-- Article start --
If (at least) one e-machine is installed on each axle, it being possible to allocate more power to all these e-machines jointly than the battery source (for example, a high-voltage battery) could deliver, a certain limited power must be allocated in a targeted manner to each e-machine per axle.
This limiting power allocation is converted, according to the invention, into torque limits, in principle, by way of appropriate programming of the control unit. In order to prevent jolts, these torque limits could be “approached” in a ramped manner. This can briefly result in unintentional all-wheel distributions due to power shifts, however.
The driver power input is detected, in principle, as summation target torque from the filtered accelerator pedal sensor signal. Depending on this filtered summation target torque, an all-wheel drive factor is determined, which yields the individual target torques of the axles and the e-machines, which are then comfortably set via the e-machines, for example, by means of a “fader”. A fader is understood to be a suitable all-wheel drive fade-over function in the event of a change in an all-wheel drive factor.
In the event of a rapid change in the summation target torque (for example, in the event of an abrupt demand for full load out of the coasting operation, which is also referred to as “punch” or “tip in”), a jolt can occur, since the e-machine of the primary axle initially overshoots starting from single-axle operation before the comparatively slow all-wheel drive fade-over function specifies the new torque limits for dual-axle operation.
Therefore, according to the invention, due to a defined signal (unfiltered target path), which enables an upcoming rapid change in the all-wheel drive factor to be inferred more quickly than the filtered summation target torque (filtered target path), the torque limits for the upcoming all-wheel drive factor are digitally (i.e., abruptly and not in a ramped manner) specified, i.e., before the individual target torques of the e-machines are actually set for the upcoming al-wheel drive factor.
In other words, the power that is not yet approached by the slower filtered target path is digitally distributed, due to a faster unfiltered target path, in the desired all-wheel drive factor ratio under consideration of the particular maximum power characteristic curve per e-machine. If the filtered target path then approaches the distributed power, it has already been correctly distributed due to the previously set torque limits.
The unfiltered target path can preferably be the raw signal of the accelerator pedal sensor. The unfiltered target path can also be the detection of a slip situation or an overheating of the e-machine of the primary axle.
The use of the unfiltered target path as preparation for the redistribution, in particular at a transition from single-axle operation to dual-axle operation, therefore proceeds from the filtered target path, as a result of which the new all-wheel drive factor can be transmitted to the power coordination before the power is actually approached depending on the filtered target path.
The invention relates in particular to an all-wheel driving strategy with respect to unsteady processes for electrified vehicles having two electric drive motors, namely a first electric (drive) motor on a primary axle and a second electric (drive) motor for a secondary axle.
For reasons of efficiency, it can be meaningful in the case of electrified all-wheel drive vehicles to travel for as long as possible in single-axle operation (rear-wheel drive or front-wheel drive). The axle driven in the preferably single-axle operation is referred to as the primary axle.
In a dynamic (“unsteady”) driving mode, it is meaningful for reasons of performance to engage the second axle (secondary axle) early in order to generate a sporty performance response (also referred to as “response” or “punch”) of the vehicle. A dynamic driving mode is detected in particular on the basis of a steep gradient of the accelerator pedal actuation (also referred to as “tip in”).
-- Article end --
-- Excerpted data start --
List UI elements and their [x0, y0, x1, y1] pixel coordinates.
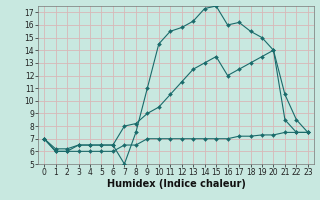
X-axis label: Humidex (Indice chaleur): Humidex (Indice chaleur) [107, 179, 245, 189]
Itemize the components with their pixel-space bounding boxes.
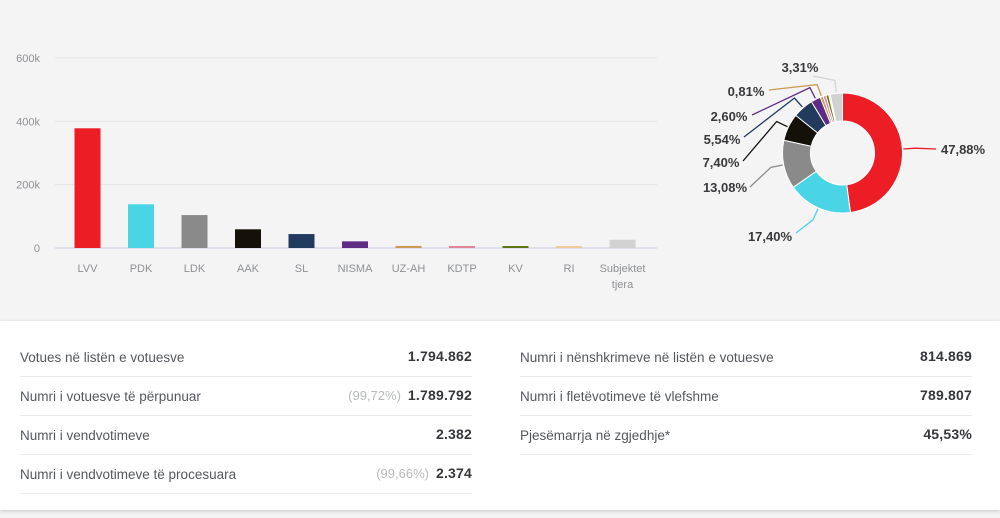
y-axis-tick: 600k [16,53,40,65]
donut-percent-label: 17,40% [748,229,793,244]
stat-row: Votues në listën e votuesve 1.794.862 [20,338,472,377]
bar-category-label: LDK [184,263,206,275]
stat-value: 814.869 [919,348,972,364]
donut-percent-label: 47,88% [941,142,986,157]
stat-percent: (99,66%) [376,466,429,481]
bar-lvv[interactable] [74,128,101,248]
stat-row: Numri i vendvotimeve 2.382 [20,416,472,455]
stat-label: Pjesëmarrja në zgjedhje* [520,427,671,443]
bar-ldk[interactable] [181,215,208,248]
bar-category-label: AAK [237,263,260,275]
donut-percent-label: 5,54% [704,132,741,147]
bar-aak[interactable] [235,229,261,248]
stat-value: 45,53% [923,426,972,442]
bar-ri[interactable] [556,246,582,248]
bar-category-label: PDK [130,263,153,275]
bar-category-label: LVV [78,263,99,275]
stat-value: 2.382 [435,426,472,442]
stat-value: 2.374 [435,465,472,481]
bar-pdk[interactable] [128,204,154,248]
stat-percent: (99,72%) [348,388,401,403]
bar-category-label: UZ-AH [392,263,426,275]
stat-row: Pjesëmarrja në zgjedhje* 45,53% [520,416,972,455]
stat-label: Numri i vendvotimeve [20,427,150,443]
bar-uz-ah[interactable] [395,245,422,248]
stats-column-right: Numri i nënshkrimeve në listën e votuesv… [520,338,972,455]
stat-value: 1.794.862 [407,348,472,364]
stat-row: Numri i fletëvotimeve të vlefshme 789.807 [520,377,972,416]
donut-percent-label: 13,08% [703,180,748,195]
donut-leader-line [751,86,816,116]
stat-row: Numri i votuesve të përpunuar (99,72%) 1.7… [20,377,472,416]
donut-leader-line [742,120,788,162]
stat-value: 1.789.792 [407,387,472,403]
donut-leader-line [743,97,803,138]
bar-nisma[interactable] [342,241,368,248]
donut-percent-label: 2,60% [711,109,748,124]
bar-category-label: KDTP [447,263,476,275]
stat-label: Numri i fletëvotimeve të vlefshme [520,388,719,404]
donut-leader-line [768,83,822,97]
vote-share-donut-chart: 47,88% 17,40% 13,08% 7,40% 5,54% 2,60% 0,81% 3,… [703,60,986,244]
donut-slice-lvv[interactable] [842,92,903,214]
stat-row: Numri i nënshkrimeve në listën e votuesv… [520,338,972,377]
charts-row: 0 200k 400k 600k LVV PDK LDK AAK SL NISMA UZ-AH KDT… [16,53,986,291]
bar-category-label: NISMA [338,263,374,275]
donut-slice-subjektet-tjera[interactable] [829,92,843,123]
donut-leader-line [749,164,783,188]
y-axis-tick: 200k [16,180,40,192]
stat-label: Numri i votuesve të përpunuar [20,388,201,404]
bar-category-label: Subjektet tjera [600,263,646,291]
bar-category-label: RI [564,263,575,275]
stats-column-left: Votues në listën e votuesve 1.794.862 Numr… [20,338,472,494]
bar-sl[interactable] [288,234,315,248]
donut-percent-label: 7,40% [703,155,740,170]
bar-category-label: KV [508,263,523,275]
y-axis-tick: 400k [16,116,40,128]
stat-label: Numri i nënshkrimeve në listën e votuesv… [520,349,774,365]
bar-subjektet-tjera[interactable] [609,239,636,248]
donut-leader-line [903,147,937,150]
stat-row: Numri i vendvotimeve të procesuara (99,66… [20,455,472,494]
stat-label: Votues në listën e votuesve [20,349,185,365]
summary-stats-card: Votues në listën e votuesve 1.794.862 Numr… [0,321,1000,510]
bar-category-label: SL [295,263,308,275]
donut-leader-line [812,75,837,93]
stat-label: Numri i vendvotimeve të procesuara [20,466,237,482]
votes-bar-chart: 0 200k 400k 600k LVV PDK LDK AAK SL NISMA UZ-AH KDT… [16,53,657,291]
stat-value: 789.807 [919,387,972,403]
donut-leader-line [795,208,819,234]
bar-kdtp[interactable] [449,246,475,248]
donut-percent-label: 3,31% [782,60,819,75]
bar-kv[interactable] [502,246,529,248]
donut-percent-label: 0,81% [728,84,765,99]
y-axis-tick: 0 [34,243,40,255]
-- Excerpted data end --
-- Excerpted data start --
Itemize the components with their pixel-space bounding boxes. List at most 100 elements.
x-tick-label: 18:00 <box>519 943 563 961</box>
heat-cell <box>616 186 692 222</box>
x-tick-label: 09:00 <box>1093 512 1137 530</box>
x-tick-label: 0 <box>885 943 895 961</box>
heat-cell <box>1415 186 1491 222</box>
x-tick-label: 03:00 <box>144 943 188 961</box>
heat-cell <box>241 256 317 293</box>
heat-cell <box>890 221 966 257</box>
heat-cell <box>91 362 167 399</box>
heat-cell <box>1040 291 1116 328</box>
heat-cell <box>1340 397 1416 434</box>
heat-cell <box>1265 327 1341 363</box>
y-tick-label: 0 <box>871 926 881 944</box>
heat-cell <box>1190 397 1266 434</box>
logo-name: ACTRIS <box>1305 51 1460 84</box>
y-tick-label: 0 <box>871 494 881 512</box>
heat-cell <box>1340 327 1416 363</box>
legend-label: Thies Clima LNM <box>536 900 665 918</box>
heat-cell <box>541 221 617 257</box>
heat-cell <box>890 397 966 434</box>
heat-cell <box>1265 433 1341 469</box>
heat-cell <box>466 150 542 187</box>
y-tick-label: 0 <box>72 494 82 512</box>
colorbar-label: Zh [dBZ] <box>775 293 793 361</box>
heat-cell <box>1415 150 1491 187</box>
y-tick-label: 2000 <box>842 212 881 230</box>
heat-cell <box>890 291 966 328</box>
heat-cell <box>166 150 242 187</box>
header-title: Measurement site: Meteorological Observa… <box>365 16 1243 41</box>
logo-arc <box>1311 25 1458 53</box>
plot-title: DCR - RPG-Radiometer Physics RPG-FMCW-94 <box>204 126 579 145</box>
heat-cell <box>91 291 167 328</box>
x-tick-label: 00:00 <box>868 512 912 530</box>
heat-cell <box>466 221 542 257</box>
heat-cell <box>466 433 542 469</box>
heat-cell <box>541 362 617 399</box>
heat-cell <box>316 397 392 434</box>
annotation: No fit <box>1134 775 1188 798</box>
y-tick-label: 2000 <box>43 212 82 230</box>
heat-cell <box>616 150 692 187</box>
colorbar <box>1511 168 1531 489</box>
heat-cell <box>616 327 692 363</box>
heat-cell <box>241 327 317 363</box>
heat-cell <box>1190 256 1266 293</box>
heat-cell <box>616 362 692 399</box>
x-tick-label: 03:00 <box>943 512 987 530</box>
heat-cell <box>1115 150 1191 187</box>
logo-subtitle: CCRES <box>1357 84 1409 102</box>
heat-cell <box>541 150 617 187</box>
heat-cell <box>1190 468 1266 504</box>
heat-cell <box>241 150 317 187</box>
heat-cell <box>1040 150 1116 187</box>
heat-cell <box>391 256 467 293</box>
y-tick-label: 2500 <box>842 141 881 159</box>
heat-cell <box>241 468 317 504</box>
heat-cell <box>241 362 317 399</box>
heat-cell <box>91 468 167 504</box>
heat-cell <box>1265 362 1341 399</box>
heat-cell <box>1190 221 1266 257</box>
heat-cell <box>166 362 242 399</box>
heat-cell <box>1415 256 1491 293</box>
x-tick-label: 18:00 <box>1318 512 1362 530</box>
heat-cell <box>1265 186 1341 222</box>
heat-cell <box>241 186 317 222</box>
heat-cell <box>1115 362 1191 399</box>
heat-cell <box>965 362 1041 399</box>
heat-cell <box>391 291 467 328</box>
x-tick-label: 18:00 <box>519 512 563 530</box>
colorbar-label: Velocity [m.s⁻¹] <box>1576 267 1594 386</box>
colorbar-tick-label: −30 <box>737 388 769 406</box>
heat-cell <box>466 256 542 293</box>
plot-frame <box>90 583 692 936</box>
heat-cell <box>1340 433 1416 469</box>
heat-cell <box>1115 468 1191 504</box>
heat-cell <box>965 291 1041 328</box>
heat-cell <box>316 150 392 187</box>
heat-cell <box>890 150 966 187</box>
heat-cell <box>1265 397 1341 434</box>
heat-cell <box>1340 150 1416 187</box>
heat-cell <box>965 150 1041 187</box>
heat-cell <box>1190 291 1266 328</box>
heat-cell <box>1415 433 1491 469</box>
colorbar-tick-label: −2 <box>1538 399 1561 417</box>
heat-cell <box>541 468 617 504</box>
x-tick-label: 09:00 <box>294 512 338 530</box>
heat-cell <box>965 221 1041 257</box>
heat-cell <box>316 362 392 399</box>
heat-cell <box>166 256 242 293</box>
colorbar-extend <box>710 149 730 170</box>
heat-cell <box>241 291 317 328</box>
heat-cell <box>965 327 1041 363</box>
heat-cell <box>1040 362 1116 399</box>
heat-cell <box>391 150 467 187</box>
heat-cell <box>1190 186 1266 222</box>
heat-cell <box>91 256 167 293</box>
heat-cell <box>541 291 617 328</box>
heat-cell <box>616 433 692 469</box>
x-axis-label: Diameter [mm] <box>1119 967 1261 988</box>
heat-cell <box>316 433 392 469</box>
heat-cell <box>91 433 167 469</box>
-- Excerpted data end --
#### [Stated goal]
In the all-wheel drive passage, what is the unfiltered target path preferably? The items have no connection to the all-wheel drive passage.

#### [Solution to the problem]
The raw signal of the accelerator pedal sensor.